##### Dataset records #####

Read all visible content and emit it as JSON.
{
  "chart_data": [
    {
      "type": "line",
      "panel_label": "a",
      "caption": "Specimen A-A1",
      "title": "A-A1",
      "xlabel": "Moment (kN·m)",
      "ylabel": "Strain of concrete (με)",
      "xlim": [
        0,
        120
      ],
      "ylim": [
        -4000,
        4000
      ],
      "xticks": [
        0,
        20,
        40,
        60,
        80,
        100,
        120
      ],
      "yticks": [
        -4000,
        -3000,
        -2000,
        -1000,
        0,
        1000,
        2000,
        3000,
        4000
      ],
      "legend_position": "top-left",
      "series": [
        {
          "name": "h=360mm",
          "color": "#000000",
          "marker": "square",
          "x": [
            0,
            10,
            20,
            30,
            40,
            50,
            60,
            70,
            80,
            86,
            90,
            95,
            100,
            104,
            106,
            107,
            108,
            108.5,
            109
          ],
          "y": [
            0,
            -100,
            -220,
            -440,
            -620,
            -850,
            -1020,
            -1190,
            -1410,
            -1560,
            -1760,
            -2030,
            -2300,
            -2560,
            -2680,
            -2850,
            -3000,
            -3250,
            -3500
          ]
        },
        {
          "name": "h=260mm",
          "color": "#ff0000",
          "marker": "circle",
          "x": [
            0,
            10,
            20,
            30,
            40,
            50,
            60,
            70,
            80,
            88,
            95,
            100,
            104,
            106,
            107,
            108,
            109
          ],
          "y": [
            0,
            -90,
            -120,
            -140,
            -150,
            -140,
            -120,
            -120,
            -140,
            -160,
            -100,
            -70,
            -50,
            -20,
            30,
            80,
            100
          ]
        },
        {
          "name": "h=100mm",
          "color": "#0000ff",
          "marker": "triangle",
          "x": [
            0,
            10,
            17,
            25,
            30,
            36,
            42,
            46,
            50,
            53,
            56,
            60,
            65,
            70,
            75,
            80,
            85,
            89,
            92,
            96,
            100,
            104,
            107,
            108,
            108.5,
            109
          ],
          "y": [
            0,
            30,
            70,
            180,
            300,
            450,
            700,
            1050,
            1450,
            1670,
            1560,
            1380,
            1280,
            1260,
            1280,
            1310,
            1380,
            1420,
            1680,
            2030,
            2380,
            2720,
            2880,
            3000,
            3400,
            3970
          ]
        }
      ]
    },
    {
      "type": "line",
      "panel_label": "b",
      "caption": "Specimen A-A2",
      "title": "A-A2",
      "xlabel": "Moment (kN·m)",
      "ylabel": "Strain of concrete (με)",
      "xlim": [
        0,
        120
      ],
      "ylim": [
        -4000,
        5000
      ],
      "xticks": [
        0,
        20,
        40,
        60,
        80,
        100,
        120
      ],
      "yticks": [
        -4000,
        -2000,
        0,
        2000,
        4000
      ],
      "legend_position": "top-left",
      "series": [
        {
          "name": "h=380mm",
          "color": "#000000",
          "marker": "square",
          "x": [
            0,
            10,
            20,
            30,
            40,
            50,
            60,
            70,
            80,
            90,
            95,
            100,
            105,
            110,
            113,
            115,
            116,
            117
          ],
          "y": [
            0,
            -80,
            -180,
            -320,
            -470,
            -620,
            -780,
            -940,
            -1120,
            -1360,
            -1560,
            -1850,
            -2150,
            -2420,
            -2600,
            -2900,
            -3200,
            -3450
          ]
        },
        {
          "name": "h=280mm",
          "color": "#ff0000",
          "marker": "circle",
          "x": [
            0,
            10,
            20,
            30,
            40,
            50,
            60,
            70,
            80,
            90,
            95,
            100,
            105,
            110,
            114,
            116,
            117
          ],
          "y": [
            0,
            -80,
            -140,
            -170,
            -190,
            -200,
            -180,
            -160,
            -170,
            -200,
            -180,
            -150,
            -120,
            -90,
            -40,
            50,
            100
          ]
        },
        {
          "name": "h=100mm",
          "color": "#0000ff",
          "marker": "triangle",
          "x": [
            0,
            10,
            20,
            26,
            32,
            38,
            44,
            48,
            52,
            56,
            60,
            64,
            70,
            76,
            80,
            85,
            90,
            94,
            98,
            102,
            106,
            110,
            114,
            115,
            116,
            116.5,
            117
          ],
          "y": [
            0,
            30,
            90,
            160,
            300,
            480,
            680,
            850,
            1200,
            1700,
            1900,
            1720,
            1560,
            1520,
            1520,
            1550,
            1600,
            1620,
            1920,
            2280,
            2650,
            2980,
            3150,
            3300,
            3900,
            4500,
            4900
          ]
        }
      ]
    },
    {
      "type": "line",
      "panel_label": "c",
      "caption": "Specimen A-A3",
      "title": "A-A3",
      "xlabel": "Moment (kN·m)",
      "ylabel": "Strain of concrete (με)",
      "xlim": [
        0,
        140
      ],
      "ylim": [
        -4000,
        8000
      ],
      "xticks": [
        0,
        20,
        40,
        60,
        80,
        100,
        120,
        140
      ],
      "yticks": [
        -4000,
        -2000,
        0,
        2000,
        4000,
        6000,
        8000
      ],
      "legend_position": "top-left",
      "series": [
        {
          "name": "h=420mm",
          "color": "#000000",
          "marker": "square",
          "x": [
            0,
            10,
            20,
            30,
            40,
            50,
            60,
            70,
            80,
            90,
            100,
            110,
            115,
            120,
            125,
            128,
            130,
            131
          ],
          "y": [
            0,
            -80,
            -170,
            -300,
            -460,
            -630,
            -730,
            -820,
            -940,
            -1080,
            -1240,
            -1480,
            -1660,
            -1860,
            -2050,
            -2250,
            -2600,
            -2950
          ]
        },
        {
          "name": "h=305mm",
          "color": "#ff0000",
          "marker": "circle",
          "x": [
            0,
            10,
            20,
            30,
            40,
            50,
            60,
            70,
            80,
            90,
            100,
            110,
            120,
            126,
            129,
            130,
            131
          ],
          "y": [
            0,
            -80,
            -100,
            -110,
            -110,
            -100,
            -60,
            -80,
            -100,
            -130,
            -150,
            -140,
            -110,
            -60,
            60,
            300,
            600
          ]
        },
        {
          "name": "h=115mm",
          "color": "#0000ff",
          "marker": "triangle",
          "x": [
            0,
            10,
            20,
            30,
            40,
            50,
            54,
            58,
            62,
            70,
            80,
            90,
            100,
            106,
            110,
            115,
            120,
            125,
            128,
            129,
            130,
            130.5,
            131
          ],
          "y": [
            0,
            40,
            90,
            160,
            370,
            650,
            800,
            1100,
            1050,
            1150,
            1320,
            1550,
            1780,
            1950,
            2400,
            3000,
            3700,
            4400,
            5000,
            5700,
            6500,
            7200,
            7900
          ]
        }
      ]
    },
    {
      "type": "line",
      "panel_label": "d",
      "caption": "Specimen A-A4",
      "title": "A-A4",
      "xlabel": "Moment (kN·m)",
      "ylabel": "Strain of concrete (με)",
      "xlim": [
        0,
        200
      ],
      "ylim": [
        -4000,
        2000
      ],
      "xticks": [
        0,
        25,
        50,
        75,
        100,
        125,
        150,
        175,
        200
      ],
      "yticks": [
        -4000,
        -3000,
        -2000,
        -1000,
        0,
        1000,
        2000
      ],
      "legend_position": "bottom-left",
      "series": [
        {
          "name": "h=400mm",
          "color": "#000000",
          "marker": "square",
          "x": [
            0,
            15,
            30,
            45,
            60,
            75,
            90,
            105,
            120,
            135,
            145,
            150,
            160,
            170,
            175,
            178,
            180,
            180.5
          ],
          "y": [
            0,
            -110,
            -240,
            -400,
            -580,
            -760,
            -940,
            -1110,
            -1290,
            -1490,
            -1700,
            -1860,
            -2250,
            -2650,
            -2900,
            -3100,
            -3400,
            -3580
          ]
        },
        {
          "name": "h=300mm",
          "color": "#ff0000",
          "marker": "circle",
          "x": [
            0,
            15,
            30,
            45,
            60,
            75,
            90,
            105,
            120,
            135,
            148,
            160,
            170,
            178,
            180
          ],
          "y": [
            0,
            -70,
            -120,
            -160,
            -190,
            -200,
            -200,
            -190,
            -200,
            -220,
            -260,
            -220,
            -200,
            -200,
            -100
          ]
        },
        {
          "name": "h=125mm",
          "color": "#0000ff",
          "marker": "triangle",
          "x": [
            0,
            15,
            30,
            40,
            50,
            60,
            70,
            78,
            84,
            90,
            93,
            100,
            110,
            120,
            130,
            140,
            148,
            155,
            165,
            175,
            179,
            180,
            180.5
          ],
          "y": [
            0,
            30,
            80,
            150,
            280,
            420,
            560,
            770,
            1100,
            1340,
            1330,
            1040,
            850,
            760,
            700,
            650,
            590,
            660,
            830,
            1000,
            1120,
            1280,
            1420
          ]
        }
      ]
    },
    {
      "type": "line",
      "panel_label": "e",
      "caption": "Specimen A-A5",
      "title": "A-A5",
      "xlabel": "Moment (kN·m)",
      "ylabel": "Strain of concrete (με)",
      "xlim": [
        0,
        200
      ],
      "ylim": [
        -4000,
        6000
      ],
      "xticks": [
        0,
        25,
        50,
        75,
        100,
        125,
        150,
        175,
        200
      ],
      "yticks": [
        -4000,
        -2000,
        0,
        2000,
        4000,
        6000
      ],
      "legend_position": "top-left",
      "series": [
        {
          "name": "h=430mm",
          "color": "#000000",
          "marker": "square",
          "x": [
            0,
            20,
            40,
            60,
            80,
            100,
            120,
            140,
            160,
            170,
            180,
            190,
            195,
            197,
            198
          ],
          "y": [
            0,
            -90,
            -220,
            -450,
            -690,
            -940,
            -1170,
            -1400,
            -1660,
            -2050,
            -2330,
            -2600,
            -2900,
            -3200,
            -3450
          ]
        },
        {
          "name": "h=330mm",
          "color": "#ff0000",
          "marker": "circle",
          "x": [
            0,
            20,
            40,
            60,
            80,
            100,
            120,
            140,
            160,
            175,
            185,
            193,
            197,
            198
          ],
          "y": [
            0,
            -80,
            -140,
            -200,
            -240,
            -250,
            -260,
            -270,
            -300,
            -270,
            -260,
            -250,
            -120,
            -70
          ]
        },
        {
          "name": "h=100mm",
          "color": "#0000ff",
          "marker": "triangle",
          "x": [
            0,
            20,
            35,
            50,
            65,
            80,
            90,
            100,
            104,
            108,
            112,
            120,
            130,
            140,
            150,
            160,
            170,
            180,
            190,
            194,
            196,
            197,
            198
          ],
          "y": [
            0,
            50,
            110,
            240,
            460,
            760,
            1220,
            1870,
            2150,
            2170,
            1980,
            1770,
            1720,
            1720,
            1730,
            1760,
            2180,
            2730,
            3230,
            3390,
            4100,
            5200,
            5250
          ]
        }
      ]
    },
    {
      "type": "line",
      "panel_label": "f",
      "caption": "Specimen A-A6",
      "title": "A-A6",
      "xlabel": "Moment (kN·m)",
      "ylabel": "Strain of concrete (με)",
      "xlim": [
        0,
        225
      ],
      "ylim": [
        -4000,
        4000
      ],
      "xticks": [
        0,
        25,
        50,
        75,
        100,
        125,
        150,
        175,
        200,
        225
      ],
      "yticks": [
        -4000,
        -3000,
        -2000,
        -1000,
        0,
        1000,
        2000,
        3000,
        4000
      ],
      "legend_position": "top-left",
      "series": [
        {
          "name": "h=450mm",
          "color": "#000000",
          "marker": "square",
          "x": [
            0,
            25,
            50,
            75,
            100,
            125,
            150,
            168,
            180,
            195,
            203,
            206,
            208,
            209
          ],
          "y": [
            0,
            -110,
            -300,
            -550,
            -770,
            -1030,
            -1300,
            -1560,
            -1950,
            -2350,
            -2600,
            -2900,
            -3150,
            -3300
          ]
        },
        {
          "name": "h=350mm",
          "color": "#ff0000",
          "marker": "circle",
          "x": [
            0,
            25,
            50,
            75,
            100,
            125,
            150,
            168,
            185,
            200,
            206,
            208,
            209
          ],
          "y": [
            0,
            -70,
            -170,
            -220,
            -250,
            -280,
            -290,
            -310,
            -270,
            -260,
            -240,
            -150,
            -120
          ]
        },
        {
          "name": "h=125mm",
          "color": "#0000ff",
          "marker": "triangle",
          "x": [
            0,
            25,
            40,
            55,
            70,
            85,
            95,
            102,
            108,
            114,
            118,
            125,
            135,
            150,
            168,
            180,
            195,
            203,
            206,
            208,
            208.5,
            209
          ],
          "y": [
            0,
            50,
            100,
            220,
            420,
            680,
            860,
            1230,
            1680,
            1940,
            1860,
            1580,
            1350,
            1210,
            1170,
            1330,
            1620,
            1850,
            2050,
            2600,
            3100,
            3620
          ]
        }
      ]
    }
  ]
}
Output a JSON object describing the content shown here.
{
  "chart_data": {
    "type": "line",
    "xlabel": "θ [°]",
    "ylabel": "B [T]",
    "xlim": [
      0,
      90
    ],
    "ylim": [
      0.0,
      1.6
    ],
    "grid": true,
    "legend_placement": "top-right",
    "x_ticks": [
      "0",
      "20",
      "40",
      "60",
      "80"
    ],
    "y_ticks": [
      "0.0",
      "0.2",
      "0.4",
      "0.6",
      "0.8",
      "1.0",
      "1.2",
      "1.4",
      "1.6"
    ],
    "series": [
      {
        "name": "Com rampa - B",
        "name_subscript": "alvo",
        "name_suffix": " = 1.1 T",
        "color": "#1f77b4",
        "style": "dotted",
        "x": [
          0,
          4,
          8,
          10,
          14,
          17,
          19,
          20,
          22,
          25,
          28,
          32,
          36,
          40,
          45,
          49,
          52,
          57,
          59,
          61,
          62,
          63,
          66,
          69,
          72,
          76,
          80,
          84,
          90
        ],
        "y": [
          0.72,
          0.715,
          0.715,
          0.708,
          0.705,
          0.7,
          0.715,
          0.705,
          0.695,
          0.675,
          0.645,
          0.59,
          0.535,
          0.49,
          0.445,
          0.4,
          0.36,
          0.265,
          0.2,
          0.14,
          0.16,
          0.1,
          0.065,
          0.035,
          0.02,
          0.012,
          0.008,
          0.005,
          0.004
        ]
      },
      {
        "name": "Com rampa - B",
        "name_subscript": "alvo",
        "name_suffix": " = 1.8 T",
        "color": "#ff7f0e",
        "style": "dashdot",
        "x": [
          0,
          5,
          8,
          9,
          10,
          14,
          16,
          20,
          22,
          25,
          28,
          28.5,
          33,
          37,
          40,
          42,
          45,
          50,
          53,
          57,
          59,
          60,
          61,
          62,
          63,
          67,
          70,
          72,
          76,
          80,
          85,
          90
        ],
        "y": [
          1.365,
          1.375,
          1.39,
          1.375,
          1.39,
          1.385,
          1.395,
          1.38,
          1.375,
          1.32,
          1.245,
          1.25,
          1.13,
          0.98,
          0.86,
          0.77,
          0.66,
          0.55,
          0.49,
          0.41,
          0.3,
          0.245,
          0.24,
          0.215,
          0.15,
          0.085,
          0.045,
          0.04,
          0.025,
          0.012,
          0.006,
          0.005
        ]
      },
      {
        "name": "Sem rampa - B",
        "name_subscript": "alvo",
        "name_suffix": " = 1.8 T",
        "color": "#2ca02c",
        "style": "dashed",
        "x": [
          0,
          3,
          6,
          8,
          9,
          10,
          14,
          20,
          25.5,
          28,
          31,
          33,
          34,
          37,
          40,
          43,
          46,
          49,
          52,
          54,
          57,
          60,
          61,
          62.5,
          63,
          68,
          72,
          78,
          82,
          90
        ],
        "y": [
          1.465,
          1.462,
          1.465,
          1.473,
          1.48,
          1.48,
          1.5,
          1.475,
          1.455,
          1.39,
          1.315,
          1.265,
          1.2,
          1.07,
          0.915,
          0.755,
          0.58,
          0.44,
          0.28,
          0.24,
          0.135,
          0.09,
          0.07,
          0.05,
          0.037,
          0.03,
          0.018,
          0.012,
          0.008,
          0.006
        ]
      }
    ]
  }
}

#####

Goal of the exercise: Scan the lines for the string "caption". Pick out every line that has it.

Full response:
      "caption": "Specimen A-A1",
      "caption": "Specimen A-A2",
      "caption": "Specimen A-A3",
      "caption": "Specimen A-A4",
      "caption": "Specimen A-A5",
      "caption": "Specimen A-A6",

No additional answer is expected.